• YOUR INSTRUCTIONS: Below are some records. How many of their lines contain the string "boja"? Give the number only.

• RECORDS FOR PROCESSING:
□ □ □ □ □ □ □
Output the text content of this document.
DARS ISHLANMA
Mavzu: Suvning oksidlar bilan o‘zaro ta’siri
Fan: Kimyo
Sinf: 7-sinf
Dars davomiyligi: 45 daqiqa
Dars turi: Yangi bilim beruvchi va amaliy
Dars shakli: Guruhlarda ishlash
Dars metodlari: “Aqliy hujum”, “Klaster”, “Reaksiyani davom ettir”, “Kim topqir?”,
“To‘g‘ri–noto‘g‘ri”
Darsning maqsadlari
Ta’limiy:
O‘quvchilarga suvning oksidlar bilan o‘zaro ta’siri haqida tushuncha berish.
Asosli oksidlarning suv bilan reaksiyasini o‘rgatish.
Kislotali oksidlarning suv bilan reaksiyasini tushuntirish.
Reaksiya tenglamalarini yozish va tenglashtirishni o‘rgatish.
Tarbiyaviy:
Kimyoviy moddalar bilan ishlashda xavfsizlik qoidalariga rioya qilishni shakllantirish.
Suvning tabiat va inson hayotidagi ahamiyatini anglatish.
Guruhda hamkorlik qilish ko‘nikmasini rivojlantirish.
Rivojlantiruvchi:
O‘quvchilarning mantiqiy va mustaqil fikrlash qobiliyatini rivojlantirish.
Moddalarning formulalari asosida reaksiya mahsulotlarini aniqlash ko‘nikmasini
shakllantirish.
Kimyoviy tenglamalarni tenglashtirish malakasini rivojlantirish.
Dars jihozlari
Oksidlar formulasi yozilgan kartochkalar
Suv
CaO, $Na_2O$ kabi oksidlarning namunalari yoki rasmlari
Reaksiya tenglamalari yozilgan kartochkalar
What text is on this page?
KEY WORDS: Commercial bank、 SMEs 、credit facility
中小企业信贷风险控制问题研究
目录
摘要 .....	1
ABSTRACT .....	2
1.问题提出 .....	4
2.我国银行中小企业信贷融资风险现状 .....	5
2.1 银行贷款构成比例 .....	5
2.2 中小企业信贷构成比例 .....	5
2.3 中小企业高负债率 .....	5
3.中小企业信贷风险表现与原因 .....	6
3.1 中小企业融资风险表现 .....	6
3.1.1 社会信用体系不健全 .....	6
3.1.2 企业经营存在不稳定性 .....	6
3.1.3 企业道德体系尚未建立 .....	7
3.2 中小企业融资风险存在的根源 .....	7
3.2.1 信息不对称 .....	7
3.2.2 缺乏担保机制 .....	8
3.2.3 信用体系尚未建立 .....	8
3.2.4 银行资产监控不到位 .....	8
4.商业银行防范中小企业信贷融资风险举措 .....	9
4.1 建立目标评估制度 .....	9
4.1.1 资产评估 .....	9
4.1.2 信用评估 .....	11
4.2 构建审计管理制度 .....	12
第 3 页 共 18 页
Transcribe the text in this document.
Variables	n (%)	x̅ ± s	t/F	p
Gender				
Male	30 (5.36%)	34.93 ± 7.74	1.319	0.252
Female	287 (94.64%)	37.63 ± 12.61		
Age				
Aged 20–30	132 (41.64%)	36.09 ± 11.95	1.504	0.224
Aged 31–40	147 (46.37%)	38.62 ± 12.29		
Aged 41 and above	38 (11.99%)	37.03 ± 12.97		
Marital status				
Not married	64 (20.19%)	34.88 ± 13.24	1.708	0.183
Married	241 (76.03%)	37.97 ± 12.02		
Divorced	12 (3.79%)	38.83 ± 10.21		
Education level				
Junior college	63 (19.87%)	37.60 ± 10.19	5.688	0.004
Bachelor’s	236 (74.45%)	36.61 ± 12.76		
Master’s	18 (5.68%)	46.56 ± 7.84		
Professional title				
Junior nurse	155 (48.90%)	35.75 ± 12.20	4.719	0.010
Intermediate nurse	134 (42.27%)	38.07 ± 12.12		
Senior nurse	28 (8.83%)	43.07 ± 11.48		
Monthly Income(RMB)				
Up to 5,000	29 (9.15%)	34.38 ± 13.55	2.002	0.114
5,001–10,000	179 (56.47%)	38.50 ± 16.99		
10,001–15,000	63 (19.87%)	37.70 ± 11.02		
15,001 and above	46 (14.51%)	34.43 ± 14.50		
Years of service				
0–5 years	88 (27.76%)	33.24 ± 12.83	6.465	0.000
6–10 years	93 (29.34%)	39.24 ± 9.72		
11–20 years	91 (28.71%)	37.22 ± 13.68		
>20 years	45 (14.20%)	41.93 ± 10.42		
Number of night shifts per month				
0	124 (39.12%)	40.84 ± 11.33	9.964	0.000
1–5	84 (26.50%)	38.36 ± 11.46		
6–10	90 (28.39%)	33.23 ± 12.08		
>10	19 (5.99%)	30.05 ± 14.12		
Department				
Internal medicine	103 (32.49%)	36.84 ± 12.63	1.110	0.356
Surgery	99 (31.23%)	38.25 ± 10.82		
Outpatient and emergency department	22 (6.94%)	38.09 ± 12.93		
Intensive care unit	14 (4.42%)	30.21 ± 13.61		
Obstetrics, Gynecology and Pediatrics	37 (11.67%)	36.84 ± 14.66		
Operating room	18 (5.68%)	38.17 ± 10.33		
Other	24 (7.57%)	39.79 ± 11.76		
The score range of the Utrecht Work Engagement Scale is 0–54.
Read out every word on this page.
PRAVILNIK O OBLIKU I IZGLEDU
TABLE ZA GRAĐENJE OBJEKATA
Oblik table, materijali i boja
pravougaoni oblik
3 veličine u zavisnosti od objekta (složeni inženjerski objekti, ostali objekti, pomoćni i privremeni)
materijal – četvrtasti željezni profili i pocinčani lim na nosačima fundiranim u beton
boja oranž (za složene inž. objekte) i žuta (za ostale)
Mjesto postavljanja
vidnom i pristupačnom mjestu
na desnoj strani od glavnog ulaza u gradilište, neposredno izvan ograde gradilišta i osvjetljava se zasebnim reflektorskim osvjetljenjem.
□ □ □ □ □ □ □
• OUTPUT OF THE EXERCISE: 2